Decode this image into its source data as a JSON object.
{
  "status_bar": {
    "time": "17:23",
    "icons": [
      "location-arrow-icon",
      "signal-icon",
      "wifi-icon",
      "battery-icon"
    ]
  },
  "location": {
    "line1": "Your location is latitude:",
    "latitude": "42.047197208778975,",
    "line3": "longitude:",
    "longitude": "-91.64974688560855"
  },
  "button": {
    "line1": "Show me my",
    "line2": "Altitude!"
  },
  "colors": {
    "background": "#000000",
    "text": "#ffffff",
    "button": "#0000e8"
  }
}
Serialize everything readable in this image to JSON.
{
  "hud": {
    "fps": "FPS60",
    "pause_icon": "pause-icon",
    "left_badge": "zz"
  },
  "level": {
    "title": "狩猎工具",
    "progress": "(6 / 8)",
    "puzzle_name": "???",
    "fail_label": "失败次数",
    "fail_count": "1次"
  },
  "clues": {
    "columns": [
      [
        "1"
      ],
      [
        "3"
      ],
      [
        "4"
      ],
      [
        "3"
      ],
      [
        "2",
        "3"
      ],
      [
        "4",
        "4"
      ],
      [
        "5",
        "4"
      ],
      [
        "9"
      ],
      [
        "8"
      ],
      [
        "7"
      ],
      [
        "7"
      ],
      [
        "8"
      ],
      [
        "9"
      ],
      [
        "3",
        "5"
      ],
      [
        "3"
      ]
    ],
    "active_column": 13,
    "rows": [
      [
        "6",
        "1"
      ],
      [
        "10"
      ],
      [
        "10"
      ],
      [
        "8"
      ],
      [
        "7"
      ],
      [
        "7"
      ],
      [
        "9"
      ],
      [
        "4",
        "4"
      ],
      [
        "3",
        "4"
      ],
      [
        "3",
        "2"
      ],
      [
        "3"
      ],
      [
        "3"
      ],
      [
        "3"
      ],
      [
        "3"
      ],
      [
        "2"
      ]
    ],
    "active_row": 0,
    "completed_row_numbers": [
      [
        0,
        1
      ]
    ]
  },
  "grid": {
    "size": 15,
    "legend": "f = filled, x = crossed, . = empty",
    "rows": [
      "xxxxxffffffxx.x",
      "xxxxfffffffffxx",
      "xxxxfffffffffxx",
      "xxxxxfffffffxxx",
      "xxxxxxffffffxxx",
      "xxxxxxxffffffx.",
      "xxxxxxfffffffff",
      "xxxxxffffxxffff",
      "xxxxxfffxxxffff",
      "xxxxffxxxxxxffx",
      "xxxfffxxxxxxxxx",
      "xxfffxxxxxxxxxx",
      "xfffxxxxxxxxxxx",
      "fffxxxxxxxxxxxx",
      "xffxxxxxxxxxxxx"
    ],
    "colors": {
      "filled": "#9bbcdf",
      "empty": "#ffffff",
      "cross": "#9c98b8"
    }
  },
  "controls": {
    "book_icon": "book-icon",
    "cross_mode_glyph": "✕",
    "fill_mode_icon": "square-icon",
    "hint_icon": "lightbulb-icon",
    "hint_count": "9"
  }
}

STATED EXERCISE ▸ Repeat exactly, and only, the lines of the records above, starting with the line that contains "Serialize everything readable" and ending with the final line, both included.

SOLUTION TO THE PROBLEM ▸
Serialize everything readable in this image to JSON.
{
  "hud": {
    "fps": "FPS60",
    "pause_icon": "pause-icon",
    "left_badge": "zz"
  },
  "level": {
    "title": "狩猎工具",
    "progress": "(6 / 8)",
    "puzzle_name": "???",
    "fail_label": "失败次数",
    "fail_count": "1次"
  },
  "clues": {
    "columns": [
      [
        "1"
      ],
      [
        "3"
      ],
      [
        "4"
      ],
      [
        "3"
      ],
      [
        "2",
        "3"
      ],
      [
        "4",
        "4"
      ],
      [
        "5",
        "4"
      ],
      [
        "9"
      ],
      [
        "8"
      ],
      [
        "7"
      ],
      [
        "7"
      ],
      [
        "8"
      ],
      [
        "9"
      ],
      [
        "3",
        "5"
      ],
      [
        "3"
      ]
    ],
    "active_column": 13,
    "rows": [
      [
        "6",
        "1"
      ],
      [
        "10"
      ],
      [
        "10"
      ],
      [
        "8"
      ],
      [
        "7"
      ],
      [
        "7"
      ],
      [
        "9"
      ],
      [
        "4",
        "4"
      ],
      [
        "3",
        "4"
      ],
      [
        "3",
        "2"
      ],
      [
        "3"
      ],
      [
        "3"
      ],
      [
        "3"
      ],
      [
        "3"
      ],
      [
        "2"
      ]
    ],
    "active_row": 0,
    "completed_row_numbers": [
      [
        0,
        1
      ]
    ]
  },
  "grid": {
    "size": 15,
    "legend": "f = filled, x = crossed, . = empty",
    "rows": [
      "xxxxxffffffxx.x",
      "xxxxfffffffffxx",
      "xxxxfffffffffxx",
      "xxxxxfffffffxxx",
      "xxxxxxffffffxxx",
      "xxxxxxxffffffx.",
      "xxxxxxfffffffff",
      "xxxxxffffxxffff",
      "xxxxxfffxxxffff",
      "xxxxffxxxxxxffx",
      "xxxfffxxxxxxxxx",
      "xxfffxxxxxxxxxx",
      "xfffxxxxxxxxxxx",
      "fffxxxxxxxxxxxx",
      "xffxxxxxxxxxxxx"
    ],
    "colors": {
      "filled": "#9bbcdf",
      "empty": "#ffffff",
      "cross": "#9c98b8"
    }
  },
  "controls": {
    "book_icon": "book-icon",
    "cross_mode_glyph": "✕",
    "fill_mode_icon": "square-icon",
    "hint_icon": "lightbulb-icon",
    "hint_count": "9"
  }
}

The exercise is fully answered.